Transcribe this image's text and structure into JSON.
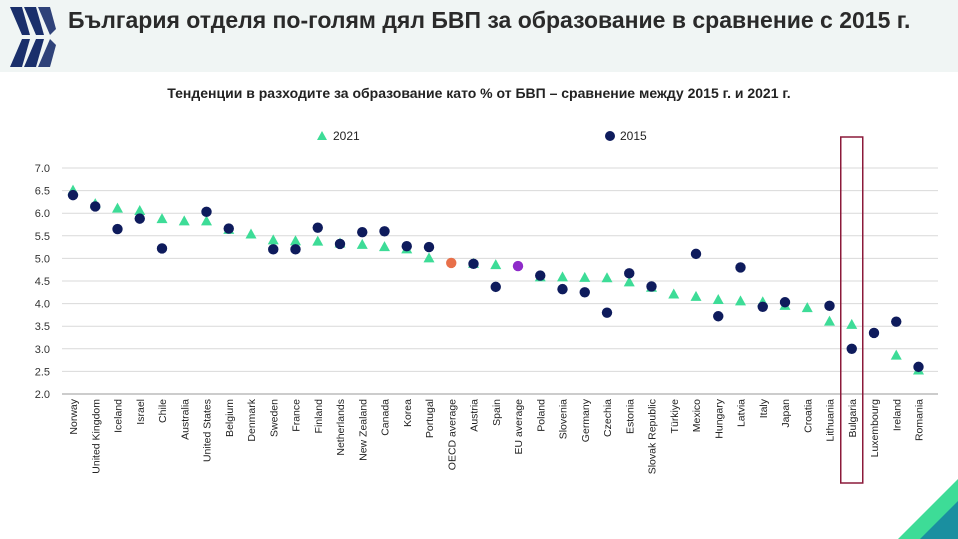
{
  "header": {
    "title": "България отделя по-голям дял БВП за образование в сравнение с 2015 г."
  },
  "colors": {
    "header_bg": "#f0f5f4",
    "series_2021": "#3ddc97",
    "series_2015": "#0e1b5c",
    "oecd_average": "#e8704a",
    "eu_average": "#8e2bc9",
    "highlight_box": "#8b1a3a",
    "logo": "#1a2f6b"
  },
  "chart_data": {
    "type": "scatter",
    "title": "Тенденции в разходите за образование като % от БВП – сравнение между 2015 г. и 2021 г.",
    "ylim": [
      2.0,
      7.0
    ],
    "yticks": [
      "2.0",
      "2.5",
      "3.0",
      "3.5",
      "4.0",
      "4.5",
      "5.0",
      "5.5",
      "6.0",
      "6.5",
      "7.0"
    ],
    "grid": true,
    "legend_position": "top",
    "categories": [
      "Norway",
      "United Kingdom",
      "Iceland",
      "Israel",
      "Chile",
      "Australia",
      "United States",
      "Belgium",
      "Denmark",
      "Sweden",
      "France",
      "Finland",
      "Netherlands",
      "New Zealand",
      "Canada",
      "Korea",
      "Portugal",
      "OECD average",
      "Austria",
      "Spain",
      "EU average",
      "Poland",
      "Slovenia",
      "Germany",
      "Czechia",
      "Estonia",
      "Slovak Republic",
      "Türkiye",
      "Mexico",
      "Hungary",
      "Latvia",
      "Italy",
      "Japan",
      "Croatia",
      "Lithuania",
      "Bulgaria",
      "Luxembourg",
      "Ireland",
      "Romania"
    ],
    "series": [
      {
        "name": "2021",
        "marker": "triangle",
        "values": [
          6.5,
          6.2,
          6.1,
          6.05,
          5.87,
          5.82,
          5.82,
          5.63,
          5.53,
          5.4,
          5.38,
          5.37,
          5.33,
          5.3,
          5.25,
          5.2,
          5.0,
          4.9,
          4.88,
          4.85,
          4.83,
          4.58,
          4.58,
          4.57,
          4.56,
          4.47,
          4.35,
          4.2,
          4.15,
          4.08,
          4.05,
          4.03,
          3.95,
          3.9,
          3.6,
          3.53,
          null,
          2.85,
          2.52
        ]
      },
      {
        "name": "2015",
        "marker": "circle",
        "values": [
          6.4,
          6.15,
          5.65,
          5.88,
          5.22,
          null,
          6.03,
          5.66,
          null,
          5.2,
          5.2,
          5.68,
          5.32,
          5.58,
          5.6,
          5.27,
          5.25,
          4.9,
          4.88,
          4.37,
          4.83,
          4.62,
          4.32,
          4.25,
          3.8,
          4.67,
          4.38,
          null,
          5.1,
          3.72,
          4.8,
          3.93,
          4.03,
          null,
          3.95,
          3.0,
          3.35,
          3.6,
          2.6
        ]
      }
    ],
    "highlight_category": "Bulgaria"
  }
}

#####

What you are asked to do
Repeat the material above verbatim. Leave the pictures behind.

Task response
Transcribe this image's text and structure into JSON.
{
  "header": {
    "title": "България отделя по-голям дял БВП за образование в сравнение с 2015 г."
  },
  "colors": {
    "header_bg": "#f0f5f4",
    "series_2021": "#3ddc97",
    "series_2015": "#0e1b5c",
    "oecd_average": "#e8704a",
    "eu_average": "#8e2bc9",
    "highlight_box": "#8b1a3a",
    "logo": "#1a2f6b"
  },
  "chart_data": {
    "type": "scatter",
    "title": "Тенденции в разходите за образование като % от БВП – сравнение между 2015 г. и 2021 г.",
    "ylim": [
      2.0,
      7.0
    ],
    "yticks": [
      "2.0",
      "2.5",
      "3.0",
      "3.5",
      "4.0",
      "4.5",
      "5.0",
      "5.5",
      "6.0",
      "6.5",
      "7.0"
    ],
    "grid": true,
    "legend_position": "top",
    "categories": [
      "Norway",
      "United Kingdom",
      "Iceland",
      "Israel",
      "Chile",
      "Australia",
      "United States",
      "Belgium",
      "Denmark",
      "Sweden",
      "France",
      "Finland",
      "Netherlands",
      "New Zealand",
      "Canada",
      "Korea",
      "Portugal",
      "OECD average",
      "Austria",
      "Spain",
      "EU average",
      "Poland",
      "Slovenia",
      "Germany",
      "Czechia",
      "Estonia",
      "Slovak Republic",
      "Türkiye",
      "Mexico",
      "Hungary",
      "Latvia",
      "Italy",
      "Japan",
      "Croatia",
      "Lithuania",
      "Bulgaria",
      "Luxembourg",
      "Ireland",
      "Romania"
    ],
    "series": [
      {
        "name": "2021",
        "marker": "triangle",
        "values": [
          6.5,
          6.2,
          6.1,
          6.05,
          5.87,
          5.82,
          5.82,
          5.63,
          5.53,
          5.4,
          5.38,
          5.37,
          5.33,
          5.3,
          5.25,
          5.2,
          5.0,
          4.9,
          4.88,
          4.85,
          4.83,
          4.58,
          4.58,
          4.57,
          4.56,
          4.47,
          4.35,
          4.2,
          4.15,
          4.08,
          4.05,
          4.03,
          3.95,
          3.9,
          3.6,
          3.53,
          null,
          2.85,
          2.52
        ]
      },
      {
        "name": "2015",
        "marker": "circle",
        "values": [
          6.4,
          6.15,
          5.65,
          5.88,
          5.22,
          null,
          6.03,
          5.66,
          null,
          5.2,
          5.2,
          5.68,
          5.32,
          5.58,
          5.6,
          5.27,
          5.25,
          4.9,
          4.88,
          4.37,
          4.83,
          4.62,
          4.32,
          4.25,
          3.8,
          4.67,
          4.38,
          null,
          5.1,
          3.72,
          4.8,
          3.93,
          4.03,
          null,
          3.95,
          3.0,
          3.35,
          3.6,
          2.6
        ]
      }
    ],
    "highlight_category": "Bulgaria"
  }
}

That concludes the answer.